Page transcription records:
++++++

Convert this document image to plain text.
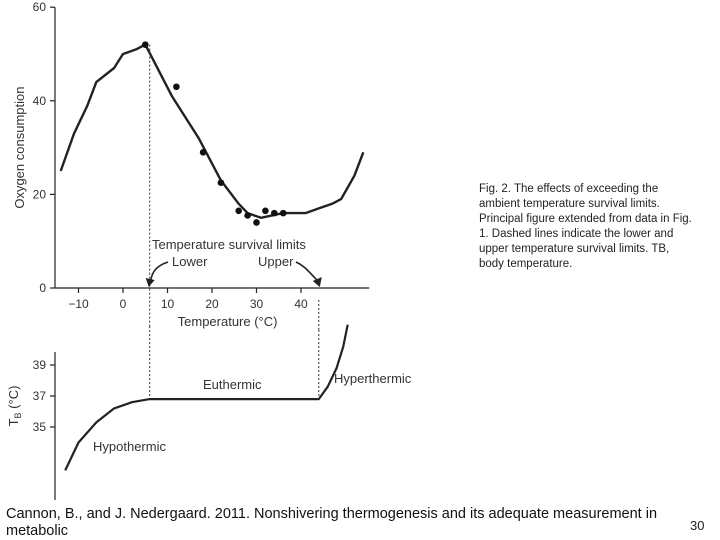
0
20
40
60
−10	0	10	20	30	40
Oxygen consumption
Temperature (°C)
Temperature survival limits
Lower	Upper
35
37
39
$T_B$ (°C)
Hypothermic
Euthermic	Hyperthermic
Fig. 2. The effects of exceeding the ambient temperature survival limits. Principal figure extended from data in Fig. 1. Dashed lines indicate the lower and upper temperature survival limits. TB, body temperature.
Cannon, B., and J. Nedergaard. 2011. Nonshivering thermogenesis and its adequate measurement in metabolic	30
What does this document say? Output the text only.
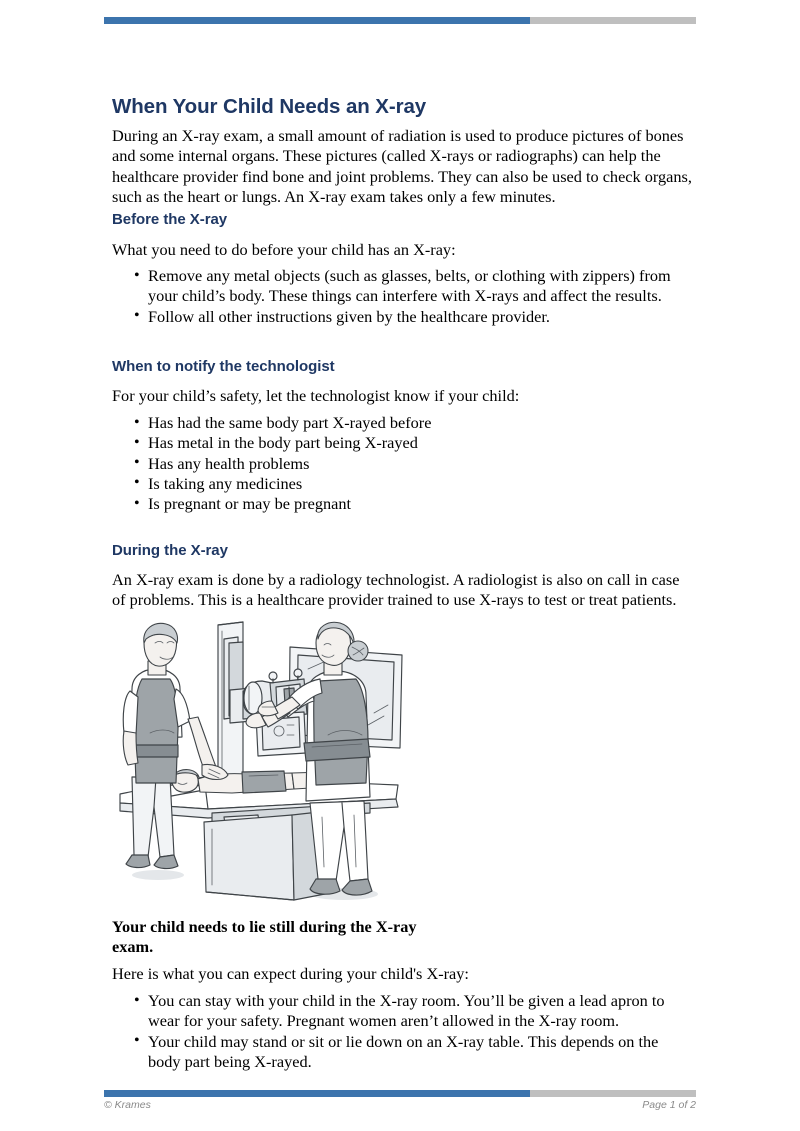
When Your Child Needs an X-ray

During an X-ray exam, a small amount of radiation is used to produce pictures of bones and some internal organs. These pictures (called X-rays or radiographs) can help the healthcare provider find bone and joint problems. They can also be used to check organs, such as the heart or lungs. An X-ray exam takes only a few minutes.

Before the X-ray

What you need to do before your child has an X-ray:

• Remove any metal objects (such as glasses, belts, or clothing with zippers) from your child’s body. These things can interfere with X-rays and affect the results.
• Follow all other instructions given by the healthcare provider.
When to notify the technologist

For your child’s safety, let the technologist know if your child:

• Has had the same body part X-rayed before
• Has metal in the body part being X-rayed
• Has any health problems
• Is taking any medicines
• Is pregnant or may be pregnant
During the X-ray

An X-ray exam is done by a radiology technologist. A radiologist is also on call in case of problems. This is a healthcare provider trained to use X-rays to test or treat patients.

Your child needs to lie still during the X-ray exam.

Here is what you can expect during your child's X-ray:

• You can stay with your child in the X-ray room. You’ll be given a lead apron to wear for your safety. Pregnant women aren’t allowed in the X-ray room.
• Your child may stand or sit or lie down on an X-ray table. This depends on the body part being X-rayed.
© Krames	Page 1 of 2
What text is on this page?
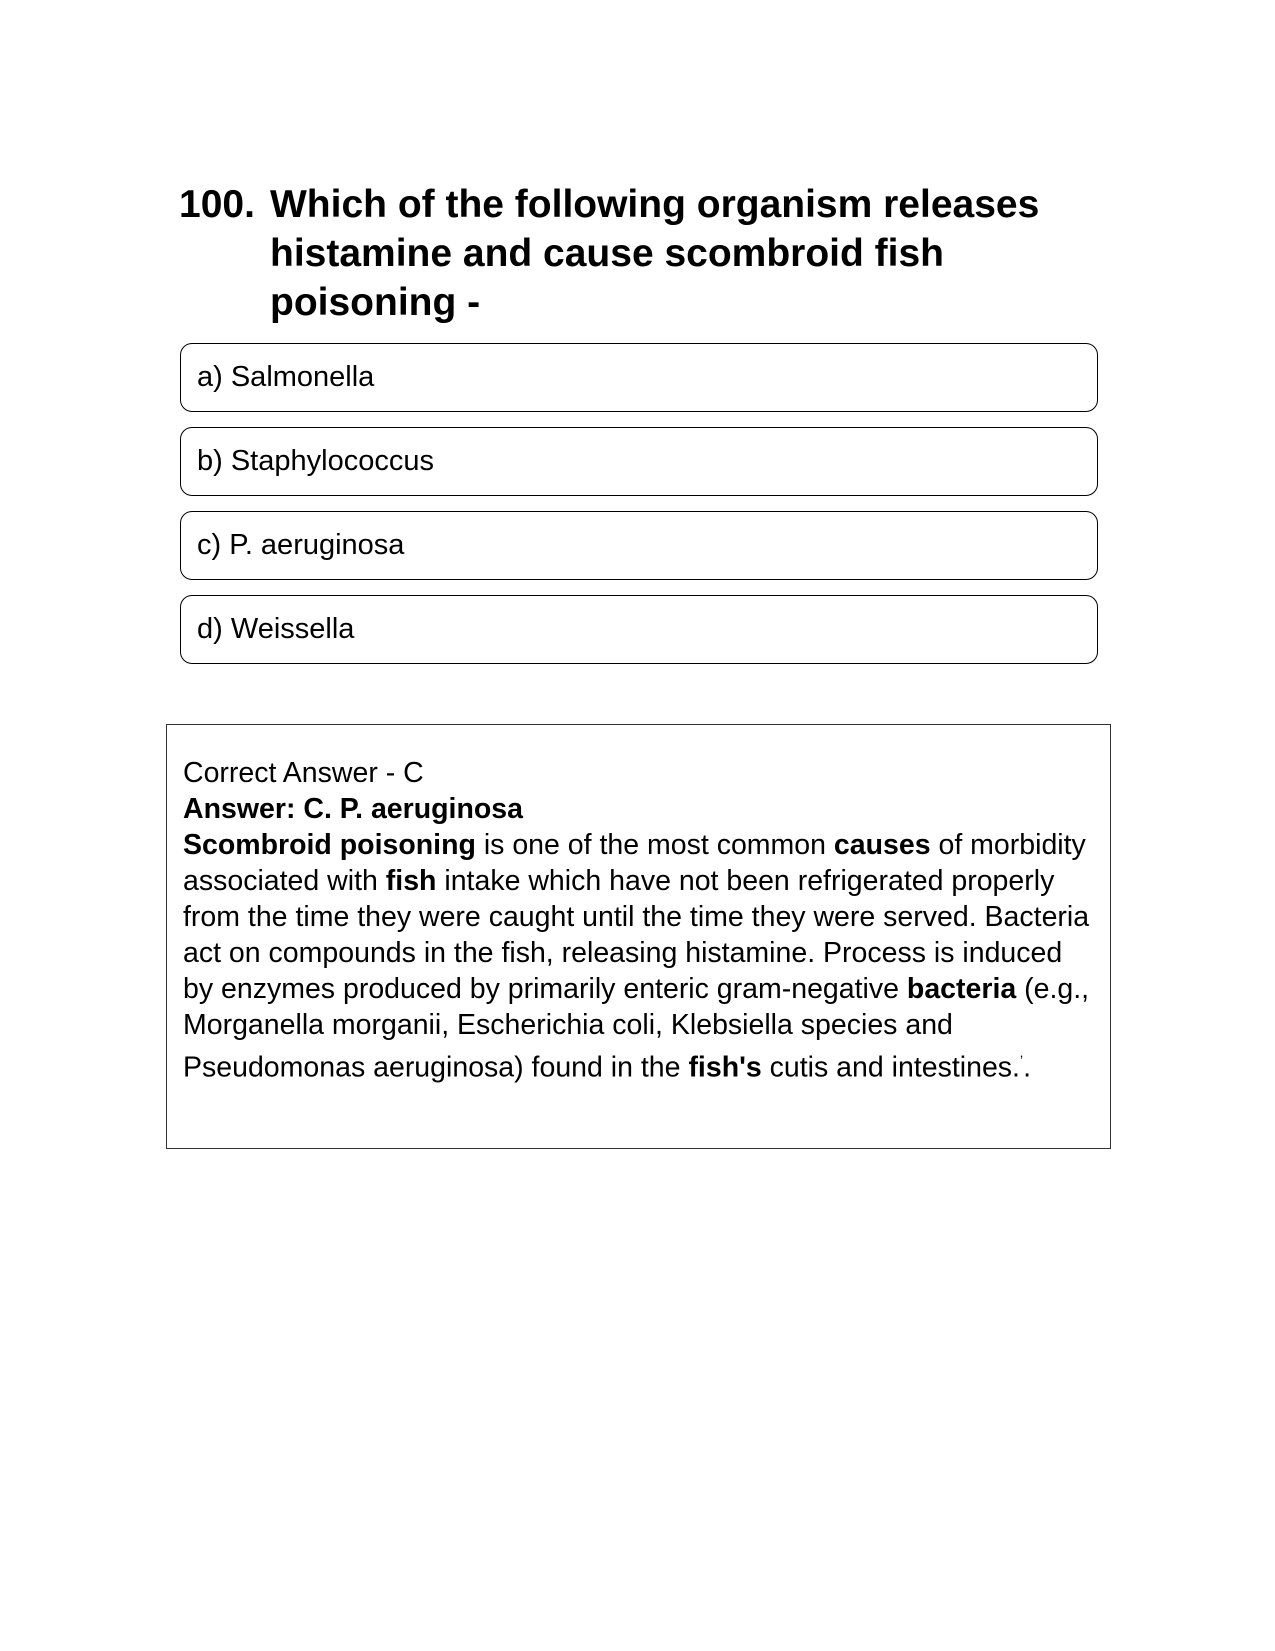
100. Which of the following organism releases histamine and cause scombroid fish poisoning -
a) Salmonella
b) Staphylococcus
c) P. aeruginosa
d) Weissella

Correct Answer - C

Answer: C. P. aeruginosa

Scombroid poisoning is one of the most common causes of morbidity associated with fish intake which have not been refrigerated properly from the time they were caught until the time they were served. Bacteria act on compounds in the fish, releasing histamine. Process is induced by enzymes produced by primarily enteric gram-negative bacteria (e.g., Morganella morganii, Escherichia coli, Klebsiella species and Pseudomonas aeruginosa) found in the fish's cutis and intestines.$^ʼ$.
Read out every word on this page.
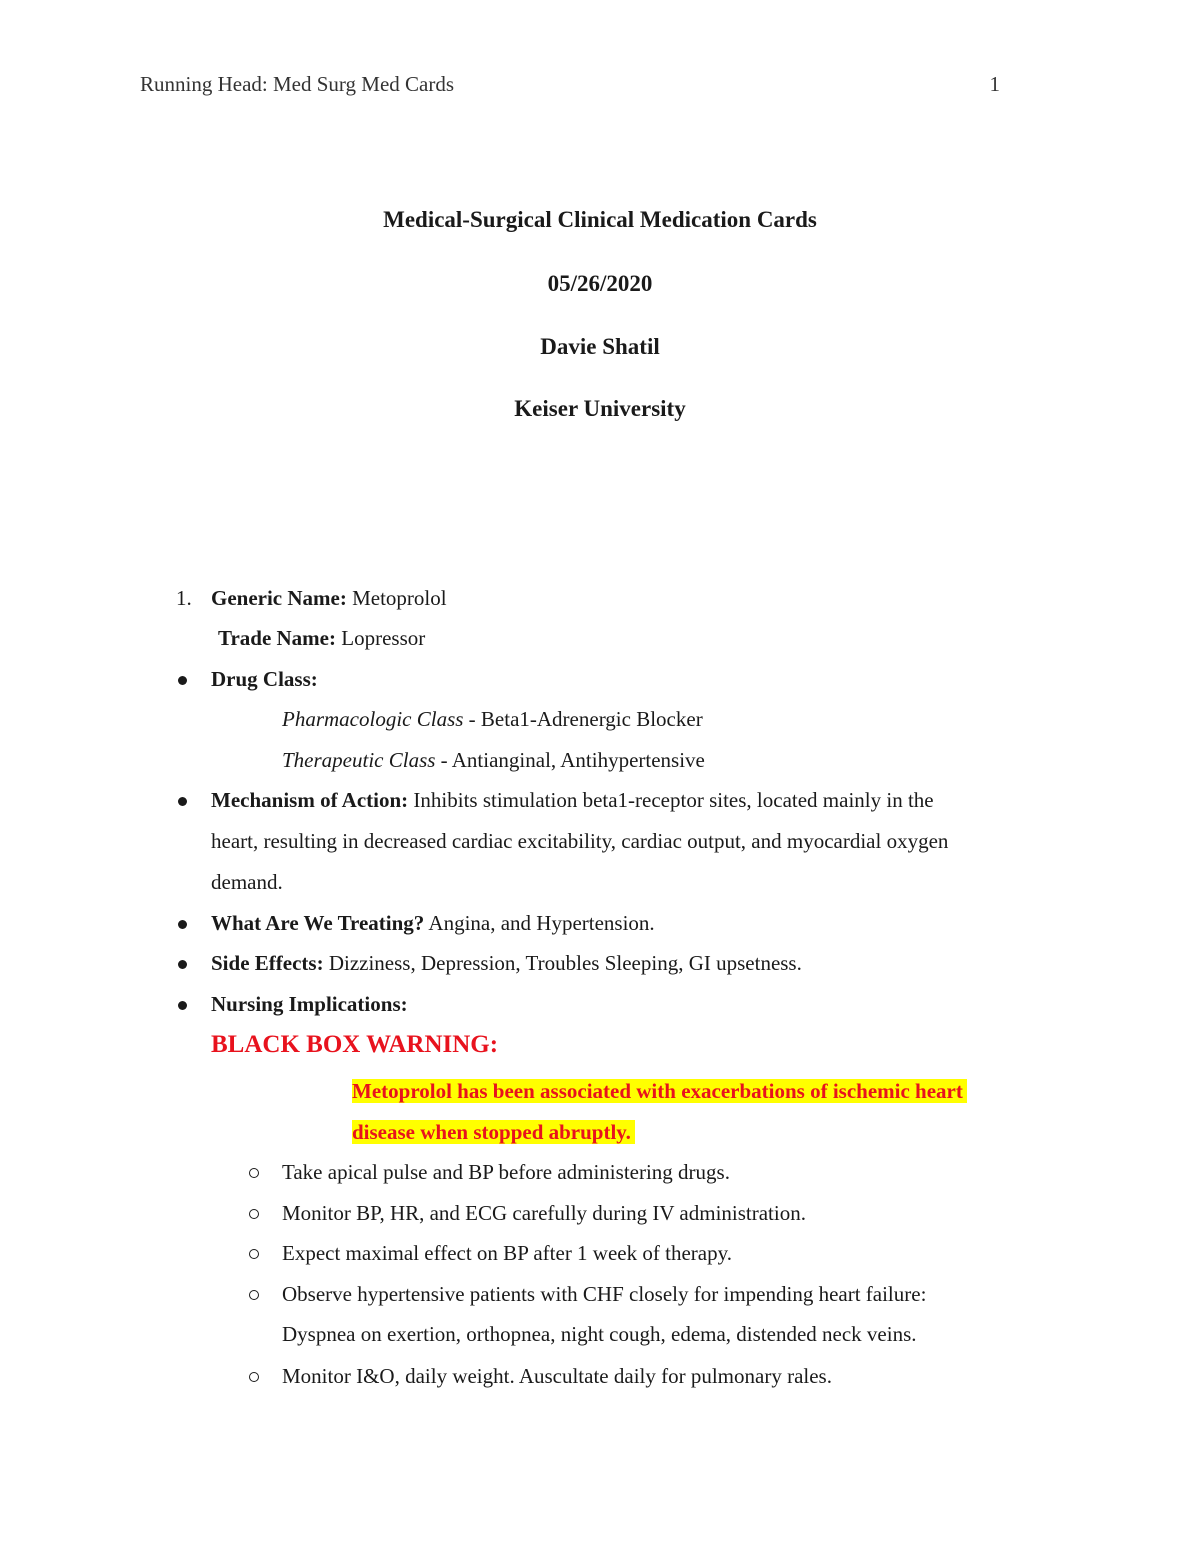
Running Head: Med Surg Med Cards	1
Medical-Surgical Clinical Medication Cards
05/26/2020
Davie Shatil
Keiser University
1. Generic Name: Metoprolol
Trade Name: Lopressor
Drug Class:
Pharmacologic Class - Beta1-Adrenergic Blocker
Therapeutic Class - Antianginal, Antihypertensive
Mechanism of Action: Inhibits stimulation beta1-receptor sites, located mainly in the
heart, resulting in decreased cardiac excitability, cardiac output, and myocardial oxygen
demand.
What Are We Treating? Angina, and Hypertension.
Side Effects: Dizziness, Depression, Troubles Sleeping, GI upsetness.
Nursing Implications:
BLACK BOX WARNING:
Metoprolol has been associated with exacerbations of ischemic heart
disease when stopped abruptly.
Take apical pulse and BP before administering drugs.
Monitor BP, HR, and ECG carefully during IV administration.
Expect maximal effect on BP after 1 week of therapy.
Observe hypertensive patients with CHF closely for impending heart failure:
Dyspnea on exertion, orthopnea, night cough, edema, distended neck veins.
Monitor I&O, daily weight. Auscultate daily for pulmonary rales.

++++++

What you should do: Give back the records above exactly. Pictures stay out.

Answer section:
Convert this document image to plain text.
0
20
40
60
−10	0	10	20	30	40
Oxygen consumption
Temperature (°C)
Temperature survival limits
Lower	Upper
35
37
39
$T_B$ (°C)
Hypothermic
Euthermic	Hyperthermic
Fig. 2. The effects of exceeding the ambient temperature survival limits. Principal figure extended from data in Fig. 1. Dashed lines indicate the lower and upper temperature survival limits. TB, body temperature.
Cannon, B., and J. Nedergaard. 2011. Nonshivering thermogenesis and its adequate measurement in metabolic	30
What does this document say? Output the text only.
When Your Child Needs an X-ray

During an X-ray exam, a small amount of radiation is used to produce pictures of bones and some internal organs. These pictures (called X-rays or radiographs) can help the healthcare provider find bone and joint problems. They can also be used to check organs, such as the heart or lungs. An X-ray exam takes only a few minutes.

Before the X-ray

What you need to do before your child has an X-ray:

• Remove any metal objects (such as glasses, belts, or clothing with zippers) from your child’s body. These things can interfere with X-rays and affect the results.
• Follow all other instructions given by the healthcare provider.
When to notify the technologist

For your child’s safety, let the technologist know if your child:

• Has had the same body part X-rayed before
• Has metal in the body part being X-rayed
• Has any health problems
• Is taking any medicines
• Is pregnant or may be pregnant
During the X-ray

An X-ray exam is done by a radiology technologist. A radiologist is also on call in case of problems. This is a healthcare provider trained to use X-rays to test or treat patients.

Your child needs to lie still during the X-ray exam.

Here is what you can expect during your child's X-ray:

• You can stay with your child in the X-ray room. You’ll be given a lead apron to wear for your safety. Pregnant women aren’t allowed in the X-ray room.
• Your child may stand or sit or lie down on an X-ray table. This depends on the body part being X-rayed.
© Krames	Page 1 of 2
What text is on this page?
100. Which of the following organism releases histamine and cause scombroid fish poisoning -
a) Salmonella
b) Staphylococcus
c) P. aeruginosa
d) Weissella

Correct Answer - C

Answer: C. P. aeruginosa

Scombroid poisoning is one of the most common causes of morbidity associated with fish intake which have not been refrigerated properly from the time they were caught until the time they were served. Bacteria act on compounds in the fish, releasing histamine. Process is induced by enzymes produced by primarily enteric gram-negative bacteria (e.g., Morganella morganii, Escherichia coli, Klebsiella species and Pseudomonas aeruginosa) found in the fish's cutis and intestines.$^ʼ$.
Read out every word on this page.
Running Head: Med Surg Med Cards	1
Medical-Surgical Clinical Medication Cards
05/26/2020
Davie Shatil
Keiser University
1. Generic Name: Metoprolol
Trade Name: Lopressor
Drug Class:
Pharmacologic Class - Beta1-Adrenergic Blocker
Therapeutic Class - Antianginal, Antihypertensive
Mechanism of Action: Inhibits stimulation beta1-receptor sites, located mainly in the
heart, resulting in decreased cardiac excitability, cardiac output, and myocardial oxygen
demand.
What Are We Treating? Angina, and Hypertension.
Side Effects: Dizziness, Depression, Troubles Sleeping, GI upsetness.
Nursing Implications:
BLACK BOX WARNING:
Metoprolol has been associated with exacerbations of ischemic heart
disease when stopped abruptly.
Take apical pulse and BP before administering drugs.
Monitor BP, HR, and ECG carefully during IV administration.
Expect maximal effect on BP after 1 week of therapy.
Observe hypertensive patients with CHF closely for impending heart failure:
Dyspnea on exertion, orthopnea, night cough, edema, distended neck veins.
Monitor I&O, daily weight. Auscultate daily for pulmonary rales.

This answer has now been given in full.